Dataset entries:

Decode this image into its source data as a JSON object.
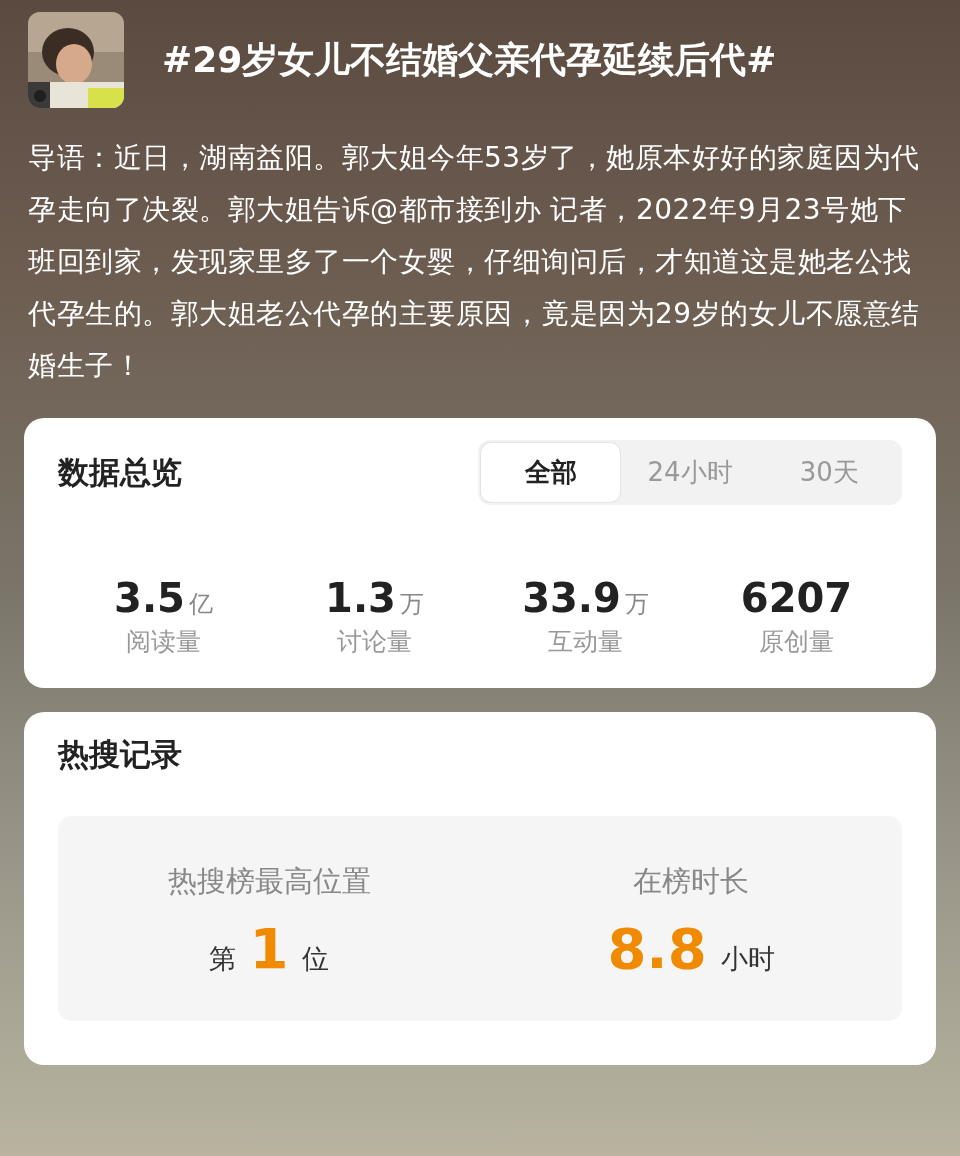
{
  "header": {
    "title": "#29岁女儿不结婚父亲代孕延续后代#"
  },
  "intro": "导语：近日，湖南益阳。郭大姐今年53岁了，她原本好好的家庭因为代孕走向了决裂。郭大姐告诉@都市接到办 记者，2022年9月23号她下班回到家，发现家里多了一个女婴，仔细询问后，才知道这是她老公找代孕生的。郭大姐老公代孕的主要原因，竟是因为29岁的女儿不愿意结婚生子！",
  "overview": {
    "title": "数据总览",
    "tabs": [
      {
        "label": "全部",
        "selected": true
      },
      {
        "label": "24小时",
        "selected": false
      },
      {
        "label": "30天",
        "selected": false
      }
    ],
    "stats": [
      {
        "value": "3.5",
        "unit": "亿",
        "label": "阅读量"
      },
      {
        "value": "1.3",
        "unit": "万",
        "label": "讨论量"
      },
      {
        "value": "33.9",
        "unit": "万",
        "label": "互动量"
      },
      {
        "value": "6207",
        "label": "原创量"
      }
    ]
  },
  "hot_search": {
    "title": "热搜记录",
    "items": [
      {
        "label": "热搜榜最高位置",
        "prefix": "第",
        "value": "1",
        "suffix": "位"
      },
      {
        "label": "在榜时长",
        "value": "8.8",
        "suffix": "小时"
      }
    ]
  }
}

The request: List the lines of the material in which the word "value" occurs.

Output below:
        "value": "3.5",
        "value": "1.3",
        "value": "33.9",
        "value": "6207",
        "value": "1",
        "value": "8.8",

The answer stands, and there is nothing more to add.